**DATA SECTION:**
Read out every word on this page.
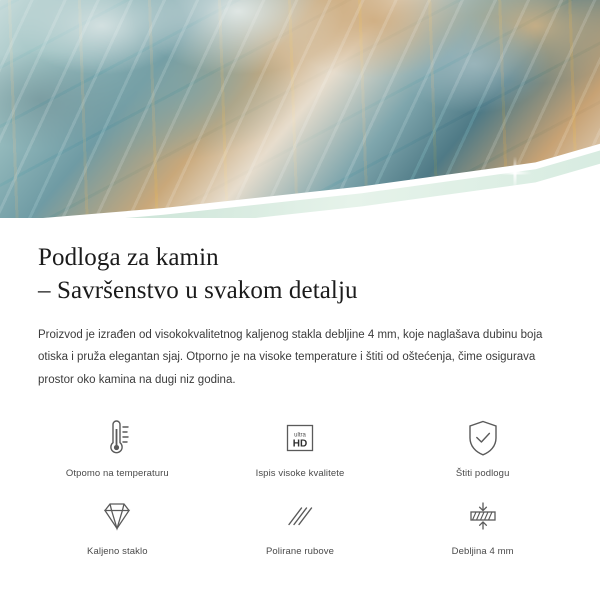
Podloga za kamin
– Savršenstvo u svakom detalju

Proizvod je izrađen od visokokvalitetnog kaljenog stakla debljine 4 mm, koje naglašava dubinu boja otiska i pruža elegantan sjaj. Otporno je na visoke temperature i štiti od oštećenja, čime osigurava prostor oko kamina na dugi niz godina.

Otpomo na temperaturu
ultra
HD
Ispis visoke kvalitete	Štiti podlogu
Kaljeno staklo	Polirane rubove	Debljina 4 mm
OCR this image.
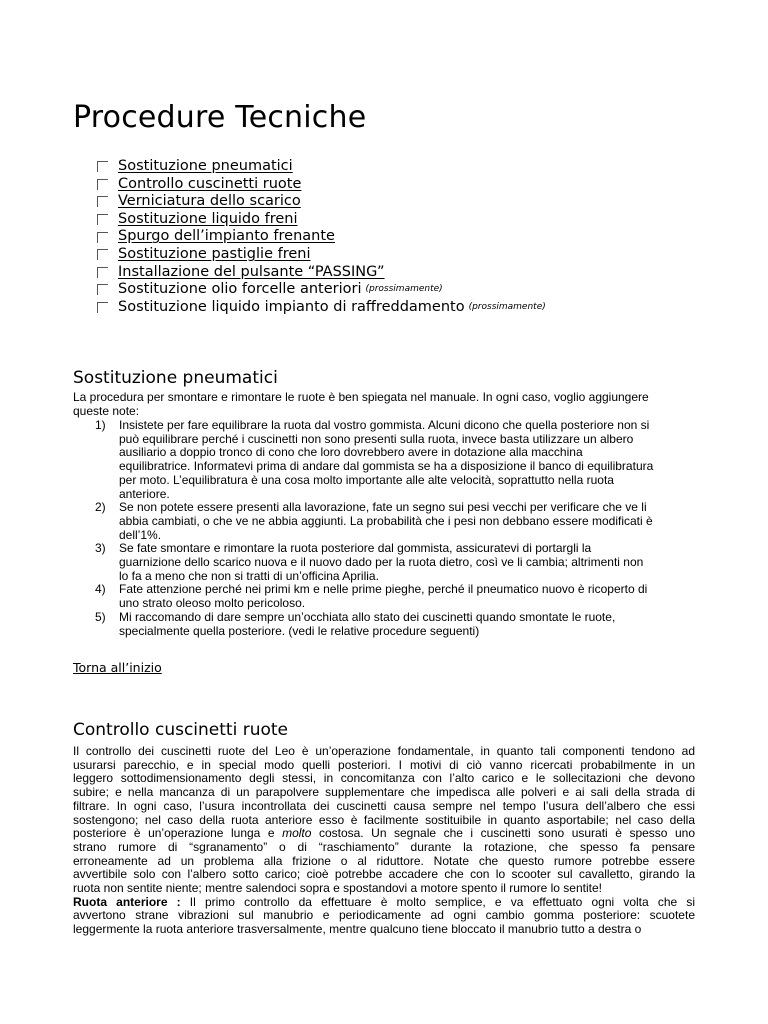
Procedure Tecniche
Sostituzione pneumatici
Controllo cuscinetti ruote
Verniciatura dello scarico
Sostituzione liquido freni
Spurgo dell’impianto frenante
Sostituzione pastiglie freni
Installazione del pulsante “PASSING”
Sostituzione olio forcelle anteriori (prossimamente)
Sostituzione liquido impianto di raffreddamento (prossimamente)
Sostituzione pneumatici

La procedura per smontare e rimontare le ruote è ben spiegata nel manuale. In ogni caso, voglio aggiungere
queste note:

1) Insistete per fare equilibrare la ruota dal vostro gommista. Alcuni dicono che quella posteriore non si
può equilibrare perché i cuscinetti non sono presenti sulla ruota, invece basta utilizzare un albero
ausiliario a doppio tronco di cono che loro dovrebbero avere in dotazione alla macchina
equilibratrice. Informatevi prima di andare dal gommista se ha a disposizione il banco di equilibratura
per moto. L’equilibratura è una cosa molto importante alle alte velocità, soprattutto nella ruota
anteriore.
2) Se non potete essere presenti alla lavorazione, fate un segno sui pesi vecchi per verificare che ve li
abbia cambiati, o che ve ne abbia aggiunti. La probabilità che i pesi non debbano essere modificati è
dell’1%.
3) Se fate smontare e rimontare la ruota posteriore dal gommista, assicuratevi di portargli la
guarnizione dello scarico nuova e il nuovo dado per la ruota dietro, così ve li cambia; altrimenti non
lo fa a meno che non si tratti di un’officina Aprilia.
4) Fate attenzione perché nei primi km e nelle prime pieghe, perché il pneumatico nuovo è ricoperto di
uno strato oleoso molto pericoloso.
5) Mi raccomando di dare sempre un’occhiata allo stato dei cuscinetti quando smontate le ruote,
specialmente quella posteriore. (vedi le relative procedure seguenti)
Torna all’inizio
Controllo cuscinetti ruote
Il controllo dei cuscinetti ruote del Leo è un’operazione fondamentale, in quanto tali componenti tendono ad
usurarsi parecchio, e in special modo quelli posteriori. I motivi di ciò vanno ricercati probabilmente in un
leggero sottodimensionamento degli stessi, in concomitanza con l’alto carico e le sollecitazioni che devono
subire; e nella mancanza di un parapolvere supplementare che impedisca alle polveri e ai sali della strada di
filtrare. In ogni caso, l’usura incontrollata dei cuscinetti causa sempre nel tempo l’usura dell’albero che essi
sostengono; nel caso della ruota anteriore esso è facilmente sostituibile in quanto asportabile; nel caso della
posteriore è un’operazione lunga e molto costosa. Un segnale che i cuscinetti sono usurati è spesso uno
strano rumore di “sgranamento” o di “raschiamento” durante la rotazione, che spesso fa pensare
erroneamente ad un problema alla frizione o al riduttore. Notate che questo rumore potrebbe essere
avvertibile solo con l’albero sotto carico; cioè potrebbe accadere che con lo scooter sul cavalletto, girando la
ruota non sentite niente; mentre salendoci sopra e spostandovi a motore spento il rumore lo sentite!
Ruota anteriore : Il primo controllo da effettuare è molto semplice, e va effettuato ogni volta che si
avvertono strane vibrazioni sul manubrio e periodicamente ad ogni cambio gomma posteriore: scuotete
leggermente la ruota anteriore trasversalmente, mentre qualcuno tiene bloccato il manubrio tutto a destra o
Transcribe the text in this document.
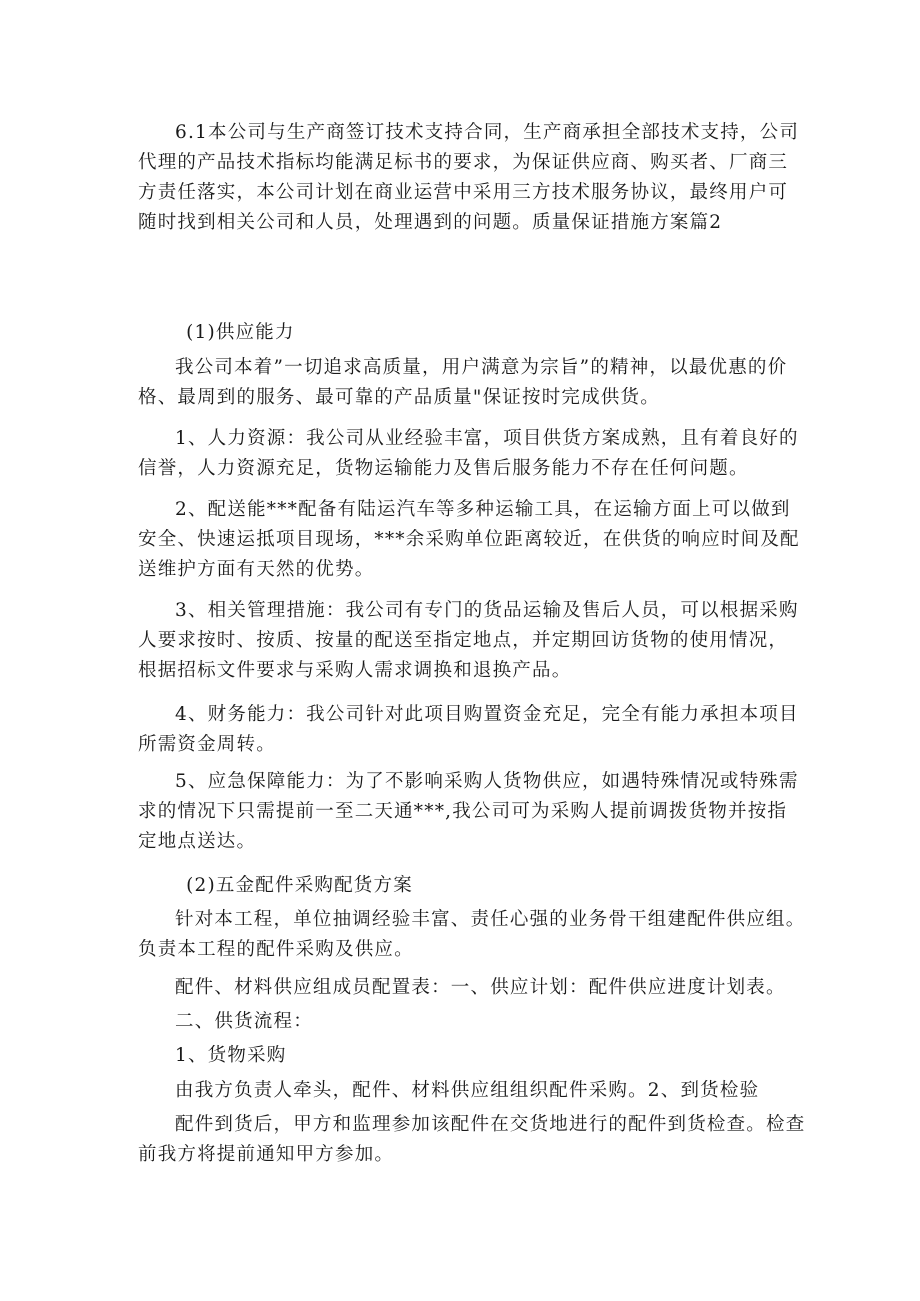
6.1本公司与生产商签订技术支持合同，生产商承担全部技术支持，公司代理的产品技术指标均能满足标书的要求，为保证供应商、购买者、厂商三方责任落实，本公司计划在商业运营中采用三方技术服务协议，最终用户可随时找到相关公司和人员，处理遇到的问题。质量保证措施方案篇2

(1)供应能力

我公司本着”一切追求高质量，用户满意为宗旨”的精神，以最优惠的价格、最周到的服务、最可靠的产品质量"保证按时完成供货。

1、人力资源：我公司从业经验丰富，项目供货方案成熟，且有着良好的信誉，人力资源充足，货物运输能力及售后服务能力不存在任何问题。

2、配送能***配备有陆运汽车等多种运输工具，在运输方面上可以做到安全、快速运抵项目现场，***余采购单位距离较近，在供货的响应时间及配送维护方面有天然的优势。

3、相关管理措施：我公司有专门的货品运输及售后人员，可以根据采购人要求按时、按质、按量的配送至指定地点，并定期回访货物的使用情况，根据招标文件要求与采购人需求调换和退换产品。

4、财务能力：我公司针对此项目购置资金充足，完全有能力承担本项目所需资金周转。

5、应急保障能力：为了不影响采购人货物供应，如遇特殊情况或特殊需求的情况下只需提前一至二天通***,我公司可为采购人提前调拨货物并按指定地点送达。

(2)五金配件采购配货方案

针对本工程，单位抽调经验丰富、责任心强的业务骨干组建配件供应组。负责本工程的配件采购及供应。

配件、材料供应组成员配置表：一、供应计划：配件供应进度计划表。

二、供货流程：

1、货物采购

由我方负责人牵头，配件、材料供应组组织配件采购。2、到货检验

配件到货后，甲方和监理参加该配件在交货地进行的配件到货检查。检查前我方将提前通知甲方参加。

**EXERCISE DESCRIPTION:** Copy out all of the data word for word. Do not carry over any picture.

**REPLY:**
Read out every word on this page.
Podloga za kamin
– Savršenstvo u svakom detalju

Proizvod je izrađen od visokokvalitetnog kaljenog stakla debljine 4 mm, koje naglašava dubinu boja otiska i pruža elegantan sjaj. Otporno je na visoke temperature i štiti od oštećenja, čime osigurava prostor oko kamina na dugi niz godina.

Otpomo na temperaturu
ultra
HD
Ispis visoke kvalitete	Štiti podlogu
Kaljeno staklo	Polirane rubove	Debljina 4 mm
OCR this image.
Procedure Tecniche
Sostituzione pneumatici
Controllo cuscinetti ruote
Verniciatura dello scarico
Sostituzione liquido freni
Spurgo dell’impianto frenante
Sostituzione pastiglie freni
Installazione del pulsante “PASSING”
Sostituzione olio forcelle anteriori (prossimamente)
Sostituzione liquido impianto di raffreddamento (prossimamente)
Sostituzione pneumatici

La procedura per smontare e rimontare le ruote è ben spiegata nel manuale. In ogni caso, voglio aggiungere
queste note:

1) Insistete per fare equilibrare la ruota dal vostro gommista. Alcuni dicono che quella posteriore non si
può equilibrare perché i cuscinetti non sono presenti sulla ruota, invece basta utilizzare un albero
ausiliario a doppio tronco di cono che loro dovrebbero avere in dotazione alla macchina
equilibratrice. Informatevi prima di andare dal gommista se ha a disposizione il banco di equilibratura
per moto. L’equilibratura è una cosa molto importante alle alte velocità, soprattutto nella ruota
anteriore.
2) Se non potete essere presenti alla lavorazione, fate un segno sui pesi vecchi per verificare che ve li
abbia cambiati, o che ve ne abbia aggiunti. La probabilità che i pesi non debbano essere modificati è
dell’1%.
3) Se fate smontare e rimontare la ruota posteriore dal gommista, assicuratevi di portargli la
guarnizione dello scarico nuova e il nuovo dado per la ruota dietro, così ve li cambia; altrimenti non
lo fa a meno che non si tratti di un’officina Aprilia.
4) Fate attenzione perché nei primi km e nelle prime pieghe, perché il pneumatico nuovo è ricoperto di
uno strato oleoso molto pericoloso.
5) Mi raccomando di dare sempre un’occhiata allo stato dei cuscinetti quando smontate le ruote,
specialmente quella posteriore. (vedi le relative procedure seguenti)
Torna all’inizio
Controllo cuscinetti ruote
Il controllo dei cuscinetti ruote del Leo è un’operazione fondamentale, in quanto tali componenti tendono ad
usurarsi parecchio, e in special modo quelli posteriori. I motivi di ciò vanno ricercati probabilmente in un
leggero sottodimensionamento degli stessi, in concomitanza con l’alto carico e le sollecitazioni che devono
subire; e nella mancanza di un parapolvere supplementare che impedisca alle polveri e ai sali della strada di
filtrare. In ogni caso, l’usura incontrollata dei cuscinetti causa sempre nel tempo l’usura dell’albero che essi
sostengono; nel caso della ruota anteriore esso è facilmente sostituibile in quanto asportabile; nel caso della
posteriore è un’operazione lunga e molto costosa. Un segnale che i cuscinetti sono usurati è spesso uno
strano rumore di “sgranamento” o di “raschiamento” durante la rotazione, che spesso fa pensare
erroneamente ad un problema alla frizione o al riduttore. Notate che questo rumore potrebbe essere
avvertibile solo con l’albero sotto carico; cioè potrebbe accadere che con lo scooter sul cavalletto, girando la
ruota non sentite niente; mentre salendoci sopra e spostandovi a motore spento il rumore lo sentite!
Ruota anteriore : Il primo controllo da effettuare è molto semplice, e va effettuato ogni volta che si
avvertono strane vibrazioni sul manubrio e periodicamente ad ogni cambio gomma posteriore: scuotete
leggermente la ruota anteriore trasversalmente, mentre qualcuno tiene bloccato il manubrio tutto a destra o
Transcribe the text in this document.
6.1本公司与生产商签订技术支持合同，生产商承担全部技术支持，公司代理的产品技术指标均能满足标书的要求，为保证供应商、购买者、厂商三方责任落实，本公司计划在商业运营中采用三方技术服务协议，最终用户可随时找到相关公司和人员，处理遇到的问题。质量保证措施方案篇2

(1)供应能力

我公司本着”一切追求高质量，用户满意为宗旨”的精神，以最优惠的价格、最周到的服务、最可靠的产品质量"保证按时完成供货。

1、人力资源：我公司从业经验丰富，项目供货方案成熟，且有着良好的信誉，人力资源充足，货物运输能力及售后服务能力不存在任何问题。

2、配送能***配备有陆运汽车等多种运输工具，在运输方面上可以做到安全、快速运抵项目现场，***余采购单位距离较近，在供货的响应时间及配送维护方面有天然的优势。

3、相关管理措施：我公司有专门的货品运输及售后人员，可以根据采购人要求按时、按质、按量的配送至指定地点，并定期回访货物的使用情况，根据招标文件要求与采购人需求调换和退换产品。

4、财务能力：我公司针对此项目购置资金充足，完全有能力承担本项目所需资金周转。

5、应急保障能力：为了不影响采购人货物供应，如遇特殊情况或特殊需求的情况下只需提前一至二天通***,我公司可为采购人提前调拨货物并按指定地点送达。

(2)五金配件采购配货方案

针对本工程，单位抽调经验丰富、责任心强的业务骨干组建配件供应组。负责本工程的配件采购及供应。

配件、材料供应组成员配置表：一、供应计划：配件供应进度计划表。

二、供货流程：

1、货物采购

由我方负责人牵头，配件、材料供应组组织配件采购。2、到货检验

配件到货后，甲方和监理参加该配件在交货地进行的配件到货检查。检查前我方将提前通知甲方参加。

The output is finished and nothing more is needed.